§ To be done
Write the material out again exactly.

§ Input records
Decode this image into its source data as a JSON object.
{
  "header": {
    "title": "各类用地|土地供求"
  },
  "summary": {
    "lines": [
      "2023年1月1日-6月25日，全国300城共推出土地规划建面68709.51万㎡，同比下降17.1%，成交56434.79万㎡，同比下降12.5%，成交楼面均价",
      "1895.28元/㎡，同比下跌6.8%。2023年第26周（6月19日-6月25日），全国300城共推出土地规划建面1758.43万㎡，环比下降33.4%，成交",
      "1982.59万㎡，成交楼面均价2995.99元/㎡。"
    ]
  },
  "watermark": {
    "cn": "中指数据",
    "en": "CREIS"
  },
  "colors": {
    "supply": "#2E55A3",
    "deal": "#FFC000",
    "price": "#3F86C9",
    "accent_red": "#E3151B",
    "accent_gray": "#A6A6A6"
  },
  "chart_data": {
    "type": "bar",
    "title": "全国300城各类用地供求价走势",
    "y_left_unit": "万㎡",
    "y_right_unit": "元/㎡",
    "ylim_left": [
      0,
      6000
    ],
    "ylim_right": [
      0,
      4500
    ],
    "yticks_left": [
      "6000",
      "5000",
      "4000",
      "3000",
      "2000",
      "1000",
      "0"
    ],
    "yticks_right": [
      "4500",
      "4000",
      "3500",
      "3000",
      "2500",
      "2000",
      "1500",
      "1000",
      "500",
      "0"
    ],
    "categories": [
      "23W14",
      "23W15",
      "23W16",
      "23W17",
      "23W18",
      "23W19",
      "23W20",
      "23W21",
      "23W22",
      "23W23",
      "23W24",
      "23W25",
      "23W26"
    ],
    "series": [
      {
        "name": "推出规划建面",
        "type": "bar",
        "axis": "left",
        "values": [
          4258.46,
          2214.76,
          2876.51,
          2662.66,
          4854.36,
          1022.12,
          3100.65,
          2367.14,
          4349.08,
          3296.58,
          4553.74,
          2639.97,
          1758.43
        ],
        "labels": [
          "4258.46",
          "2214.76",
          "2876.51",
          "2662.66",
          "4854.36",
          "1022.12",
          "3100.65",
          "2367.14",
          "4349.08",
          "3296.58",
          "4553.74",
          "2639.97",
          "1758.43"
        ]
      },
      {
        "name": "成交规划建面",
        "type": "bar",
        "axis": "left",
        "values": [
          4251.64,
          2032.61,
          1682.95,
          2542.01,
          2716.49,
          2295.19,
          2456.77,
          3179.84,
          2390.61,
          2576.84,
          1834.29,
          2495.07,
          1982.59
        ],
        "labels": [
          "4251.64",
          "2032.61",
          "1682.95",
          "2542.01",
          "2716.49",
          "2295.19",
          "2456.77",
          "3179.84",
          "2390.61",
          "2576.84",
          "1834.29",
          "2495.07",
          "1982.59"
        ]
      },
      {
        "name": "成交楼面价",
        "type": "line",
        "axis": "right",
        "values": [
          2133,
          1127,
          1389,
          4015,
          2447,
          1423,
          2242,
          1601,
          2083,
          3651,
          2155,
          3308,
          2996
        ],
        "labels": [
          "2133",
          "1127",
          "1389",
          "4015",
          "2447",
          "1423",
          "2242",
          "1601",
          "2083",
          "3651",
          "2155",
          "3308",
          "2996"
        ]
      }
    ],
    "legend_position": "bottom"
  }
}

§ Exercise result
Decode this image into its source data as a JSON object.
{
  "header": {
    "title": "各类用地|土地供求"
  },
  "summary": {
    "lines": [
      "2023年1月1日-6月25日，全国300城共推出土地规划建面68709.51万㎡，同比下降17.1%，成交56434.79万㎡，同比下降12.5%，成交楼面均价",
      "1895.28元/㎡，同比下跌6.8%。2023年第26周（6月19日-6月25日），全国300城共推出土地规划建面1758.43万㎡，环比下降33.4%，成交",
      "1982.59万㎡，成交楼面均价2995.99元/㎡。"
    ]
  },
  "watermark": {
    "cn": "中指数据",
    "en": "CREIS"
  },
  "colors": {
    "supply": "#2E55A3",
    "deal": "#FFC000",
    "price": "#3F86C9",
    "accent_red": "#E3151B",
    "accent_gray": "#A6A6A6"
  },
  "chart_data": {
    "type": "bar",
    "title": "全国300城各类用地供求价走势",
    "y_left_unit": "万㎡",
    "y_right_unit": "元/㎡",
    "ylim_left": [
      0,
      6000
    ],
    "ylim_right": [
      0,
      4500
    ],
    "yticks_left": [
      "6000",
      "5000",
      "4000",
      "3000",
      "2000",
      "1000",
      "0"
    ],
    "yticks_right": [
      "4500",
      "4000",
      "3500",
      "3000",
      "2500",
      "2000",
      "1500",
      "1000",
      "500",
      "0"
    ],
    "categories": [
      "23W14",
      "23W15",
      "23W16",
      "23W17",
      "23W18",
      "23W19",
      "23W20",
      "23W21",
      "23W22",
      "23W23",
      "23W24",
      "23W25",
      "23W26"
    ],
    "series": [
      {
        "name": "推出规划建面",
        "type": "bar",
        "axis": "left",
        "values": [
          4258.46,
          2214.76,
          2876.51,
          2662.66,
          4854.36,
          1022.12,
          3100.65,
          2367.14,
          4349.08,
          3296.58,
          4553.74,
          2639.97,
          1758.43
        ],
        "labels": [
          "4258.46",
          "2214.76",
          "2876.51",
          "2662.66",
          "4854.36",
          "1022.12",
          "3100.65",
          "2367.14",
          "4349.08",
          "3296.58",
          "4553.74",
          "2639.97",
          "1758.43"
        ]
      },
      {
        "name": "成交规划建面",
        "type": "bar",
        "axis": "left",
        "values": [
          4251.64,
          2032.61,
          1682.95,
          2542.01,
          2716.49,
          2295.19,
          2456.77,
          3179.84,
          2390.61,
          2576.84,
          1834.29,
          2495.07,
          1982.59
        ],
        "labels": [
          "4251.64",
          "2032.61",
          "1682.95",
          "2542.01",
          "2716.49",
          "2295.19",
          "2456.77",
          "3179.84",
          "2390.61",
          "2576.84",
          "1834.29",
          "2495.07",
          "1982.59"
        ]
      },
      {
        "name": "成交楼面价",
        "type": "line",
        "axis": "right",
        "values": [
          2133,
          1127,
          1389,
          4015,
          2447,
          1423,
          2242,
          1601,
          2083,
          3651,
          2155,
          3308,
          2996
        ],
        "labels": [
          "2133",
          "1127",
          "1389",
          "4015",
          "2447",
          "1423",
          "2242",
          "1601",
          "2083",
          "3651",
          "2155",
          "3308",
          "2996"
        ]
      }
    ],
    "legend_position": "bottom"
  }
}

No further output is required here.